**Instructions to follow**
Which lines in the records below contain the word "JSON"? Copy each one out.
───── Task input ─────
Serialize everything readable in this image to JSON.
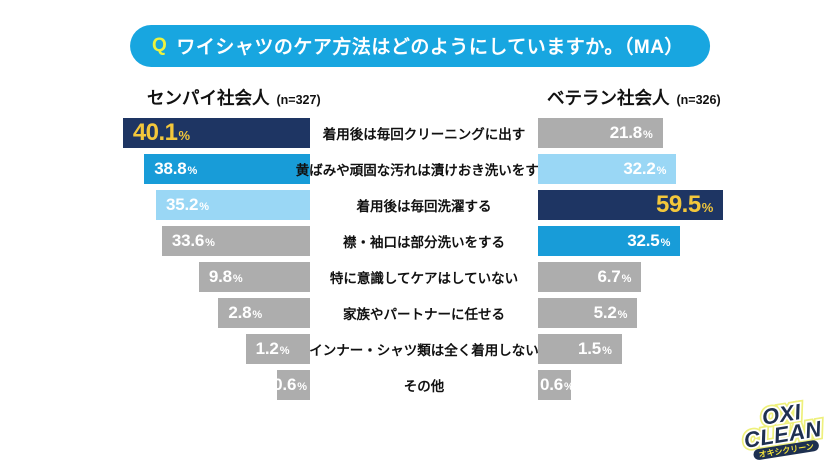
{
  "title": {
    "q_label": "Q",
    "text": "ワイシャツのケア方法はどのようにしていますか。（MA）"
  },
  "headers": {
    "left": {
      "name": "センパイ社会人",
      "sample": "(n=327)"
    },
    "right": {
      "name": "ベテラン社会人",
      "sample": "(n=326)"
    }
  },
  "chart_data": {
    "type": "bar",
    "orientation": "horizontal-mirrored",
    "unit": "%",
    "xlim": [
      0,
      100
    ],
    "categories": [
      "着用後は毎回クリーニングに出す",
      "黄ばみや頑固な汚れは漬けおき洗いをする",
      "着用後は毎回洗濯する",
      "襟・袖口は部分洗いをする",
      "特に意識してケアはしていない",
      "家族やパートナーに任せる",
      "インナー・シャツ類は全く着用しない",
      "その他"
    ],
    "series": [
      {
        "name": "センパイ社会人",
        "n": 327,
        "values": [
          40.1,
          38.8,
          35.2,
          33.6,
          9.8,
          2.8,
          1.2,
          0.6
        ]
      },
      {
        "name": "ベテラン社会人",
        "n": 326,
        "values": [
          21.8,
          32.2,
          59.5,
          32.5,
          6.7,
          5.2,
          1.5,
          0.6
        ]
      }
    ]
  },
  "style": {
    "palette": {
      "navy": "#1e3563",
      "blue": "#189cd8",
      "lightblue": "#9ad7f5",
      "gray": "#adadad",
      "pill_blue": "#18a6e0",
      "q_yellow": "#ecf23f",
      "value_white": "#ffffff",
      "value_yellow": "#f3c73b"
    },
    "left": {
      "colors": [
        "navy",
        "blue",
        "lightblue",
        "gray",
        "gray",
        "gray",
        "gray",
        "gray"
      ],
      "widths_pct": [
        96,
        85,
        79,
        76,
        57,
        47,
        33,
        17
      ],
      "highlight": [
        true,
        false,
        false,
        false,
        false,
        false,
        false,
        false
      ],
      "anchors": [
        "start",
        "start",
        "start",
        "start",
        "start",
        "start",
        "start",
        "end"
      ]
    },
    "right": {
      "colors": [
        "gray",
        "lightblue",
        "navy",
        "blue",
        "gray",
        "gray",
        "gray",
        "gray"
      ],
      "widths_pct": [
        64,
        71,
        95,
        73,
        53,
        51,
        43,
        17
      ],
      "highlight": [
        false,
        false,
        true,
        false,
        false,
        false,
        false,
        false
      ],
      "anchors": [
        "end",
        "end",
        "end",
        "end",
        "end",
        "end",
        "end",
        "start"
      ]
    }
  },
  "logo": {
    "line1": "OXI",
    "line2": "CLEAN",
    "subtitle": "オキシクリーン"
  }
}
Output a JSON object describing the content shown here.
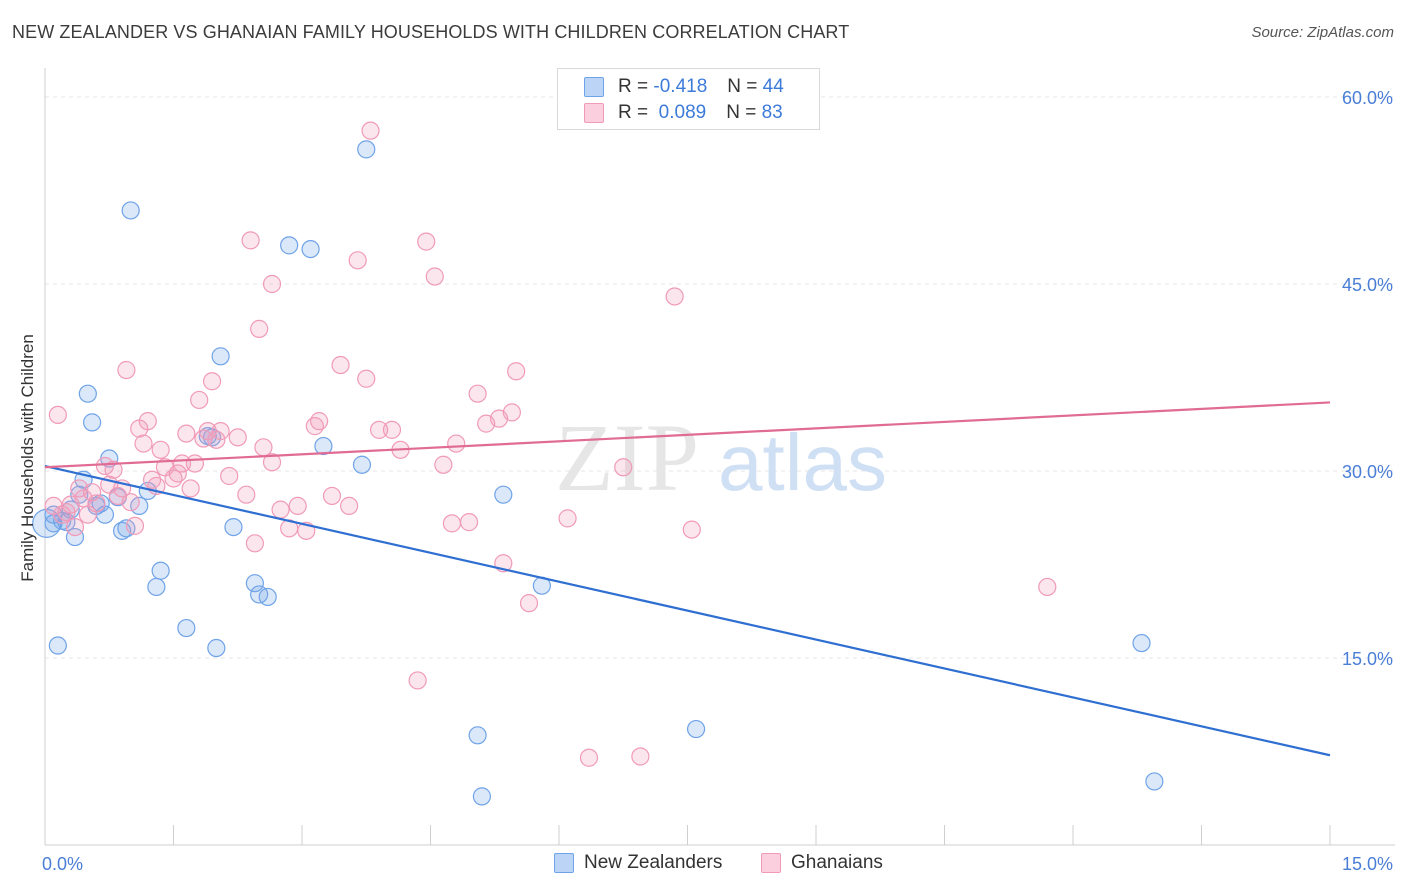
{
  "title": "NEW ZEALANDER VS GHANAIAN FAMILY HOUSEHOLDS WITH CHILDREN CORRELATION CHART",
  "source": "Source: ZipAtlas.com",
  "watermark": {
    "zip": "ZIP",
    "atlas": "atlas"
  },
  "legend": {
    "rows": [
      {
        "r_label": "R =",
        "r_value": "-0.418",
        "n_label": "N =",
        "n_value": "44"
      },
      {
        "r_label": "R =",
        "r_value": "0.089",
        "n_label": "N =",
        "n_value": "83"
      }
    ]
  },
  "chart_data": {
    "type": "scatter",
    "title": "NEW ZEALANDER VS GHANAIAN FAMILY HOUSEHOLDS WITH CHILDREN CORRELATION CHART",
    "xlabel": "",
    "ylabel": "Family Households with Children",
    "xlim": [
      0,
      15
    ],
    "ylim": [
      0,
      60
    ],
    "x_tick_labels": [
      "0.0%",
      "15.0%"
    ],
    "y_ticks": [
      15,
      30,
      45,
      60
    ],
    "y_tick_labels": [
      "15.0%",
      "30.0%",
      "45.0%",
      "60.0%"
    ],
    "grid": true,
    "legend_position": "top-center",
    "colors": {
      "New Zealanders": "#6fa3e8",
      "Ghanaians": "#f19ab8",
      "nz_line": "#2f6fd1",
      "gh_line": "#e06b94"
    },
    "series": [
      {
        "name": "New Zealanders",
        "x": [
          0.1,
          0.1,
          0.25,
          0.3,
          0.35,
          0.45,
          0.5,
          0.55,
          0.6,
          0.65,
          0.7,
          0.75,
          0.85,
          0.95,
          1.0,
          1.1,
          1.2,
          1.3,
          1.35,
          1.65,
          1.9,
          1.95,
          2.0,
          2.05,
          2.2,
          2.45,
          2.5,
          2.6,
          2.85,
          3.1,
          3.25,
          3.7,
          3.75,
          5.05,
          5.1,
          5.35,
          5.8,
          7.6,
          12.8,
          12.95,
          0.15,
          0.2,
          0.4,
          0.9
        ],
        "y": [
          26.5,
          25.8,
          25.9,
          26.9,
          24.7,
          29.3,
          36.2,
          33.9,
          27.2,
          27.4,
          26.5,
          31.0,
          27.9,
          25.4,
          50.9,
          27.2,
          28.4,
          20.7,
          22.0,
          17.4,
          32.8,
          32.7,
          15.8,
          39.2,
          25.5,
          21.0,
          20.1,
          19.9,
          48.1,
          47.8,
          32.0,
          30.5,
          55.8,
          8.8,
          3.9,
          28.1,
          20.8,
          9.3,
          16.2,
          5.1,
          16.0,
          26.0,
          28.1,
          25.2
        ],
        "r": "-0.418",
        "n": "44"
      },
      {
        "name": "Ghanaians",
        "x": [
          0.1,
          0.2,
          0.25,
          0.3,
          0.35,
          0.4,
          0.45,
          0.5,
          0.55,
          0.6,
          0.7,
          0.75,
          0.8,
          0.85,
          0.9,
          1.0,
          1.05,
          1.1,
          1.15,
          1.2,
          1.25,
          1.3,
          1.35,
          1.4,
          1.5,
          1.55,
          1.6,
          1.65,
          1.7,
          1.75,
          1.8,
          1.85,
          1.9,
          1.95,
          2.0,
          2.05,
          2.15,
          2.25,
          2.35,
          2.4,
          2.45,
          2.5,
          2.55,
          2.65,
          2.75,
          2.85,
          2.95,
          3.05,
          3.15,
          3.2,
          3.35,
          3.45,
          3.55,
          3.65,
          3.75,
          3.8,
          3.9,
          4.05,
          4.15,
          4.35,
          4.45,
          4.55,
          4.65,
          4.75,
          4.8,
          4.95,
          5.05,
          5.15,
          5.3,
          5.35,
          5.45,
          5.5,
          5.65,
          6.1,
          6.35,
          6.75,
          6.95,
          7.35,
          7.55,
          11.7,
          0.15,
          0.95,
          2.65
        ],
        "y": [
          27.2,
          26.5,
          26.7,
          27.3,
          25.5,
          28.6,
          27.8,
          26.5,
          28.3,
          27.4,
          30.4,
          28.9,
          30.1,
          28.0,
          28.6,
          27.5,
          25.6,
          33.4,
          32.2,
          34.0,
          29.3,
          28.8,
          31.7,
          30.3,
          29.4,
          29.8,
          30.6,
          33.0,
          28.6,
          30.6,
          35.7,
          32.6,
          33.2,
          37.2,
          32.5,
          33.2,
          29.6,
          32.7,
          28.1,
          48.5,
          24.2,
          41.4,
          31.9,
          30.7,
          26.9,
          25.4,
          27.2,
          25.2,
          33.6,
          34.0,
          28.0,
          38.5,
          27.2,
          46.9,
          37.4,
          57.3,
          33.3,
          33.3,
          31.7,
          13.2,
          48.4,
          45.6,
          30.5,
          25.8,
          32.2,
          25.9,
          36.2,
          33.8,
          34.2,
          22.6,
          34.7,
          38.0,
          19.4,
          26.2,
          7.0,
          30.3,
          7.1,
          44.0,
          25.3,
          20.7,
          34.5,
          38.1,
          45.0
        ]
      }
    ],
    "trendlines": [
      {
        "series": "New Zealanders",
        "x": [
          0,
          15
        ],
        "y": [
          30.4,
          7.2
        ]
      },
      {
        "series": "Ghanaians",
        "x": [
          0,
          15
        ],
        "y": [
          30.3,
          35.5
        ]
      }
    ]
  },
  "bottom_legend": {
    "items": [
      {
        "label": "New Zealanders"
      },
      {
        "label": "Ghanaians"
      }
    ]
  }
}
─────
───── Task input ─────
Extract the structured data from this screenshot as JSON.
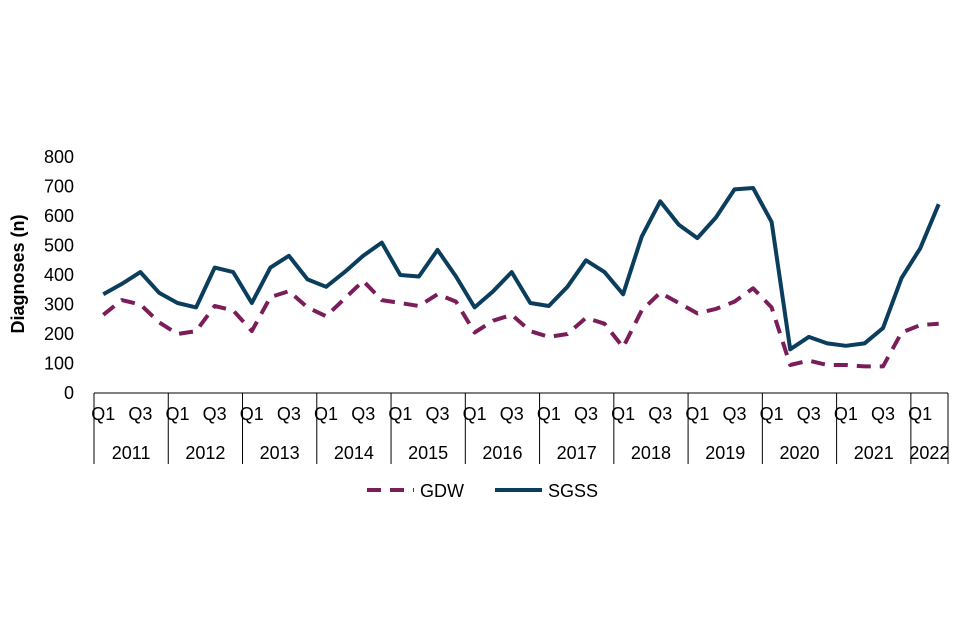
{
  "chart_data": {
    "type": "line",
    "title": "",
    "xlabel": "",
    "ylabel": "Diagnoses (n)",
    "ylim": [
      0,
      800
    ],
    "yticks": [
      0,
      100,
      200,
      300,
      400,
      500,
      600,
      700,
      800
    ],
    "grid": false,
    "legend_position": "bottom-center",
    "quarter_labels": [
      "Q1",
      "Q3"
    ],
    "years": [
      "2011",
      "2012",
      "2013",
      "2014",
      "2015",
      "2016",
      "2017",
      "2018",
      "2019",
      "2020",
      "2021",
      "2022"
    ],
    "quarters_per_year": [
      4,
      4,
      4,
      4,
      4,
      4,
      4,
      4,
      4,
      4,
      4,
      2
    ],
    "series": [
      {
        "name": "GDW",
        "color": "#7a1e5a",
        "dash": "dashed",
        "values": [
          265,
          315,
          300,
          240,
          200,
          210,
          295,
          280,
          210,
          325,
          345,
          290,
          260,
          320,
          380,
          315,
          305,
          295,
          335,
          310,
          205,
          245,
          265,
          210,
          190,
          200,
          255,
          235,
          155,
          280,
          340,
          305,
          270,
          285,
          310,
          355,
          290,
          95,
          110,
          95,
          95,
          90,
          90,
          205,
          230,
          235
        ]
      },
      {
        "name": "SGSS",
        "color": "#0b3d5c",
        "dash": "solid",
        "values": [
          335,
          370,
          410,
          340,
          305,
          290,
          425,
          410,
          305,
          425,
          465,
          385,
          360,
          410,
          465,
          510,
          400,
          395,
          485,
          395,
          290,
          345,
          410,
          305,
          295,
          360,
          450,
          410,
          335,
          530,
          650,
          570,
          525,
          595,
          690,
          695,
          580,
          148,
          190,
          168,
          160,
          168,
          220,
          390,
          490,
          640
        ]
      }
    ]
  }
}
─────
**Reply to the task**
Serialize everything readable in this image to JSON.
Output a JSON object describing the content shown here.
Extract the structured data from this screenshot as JSON.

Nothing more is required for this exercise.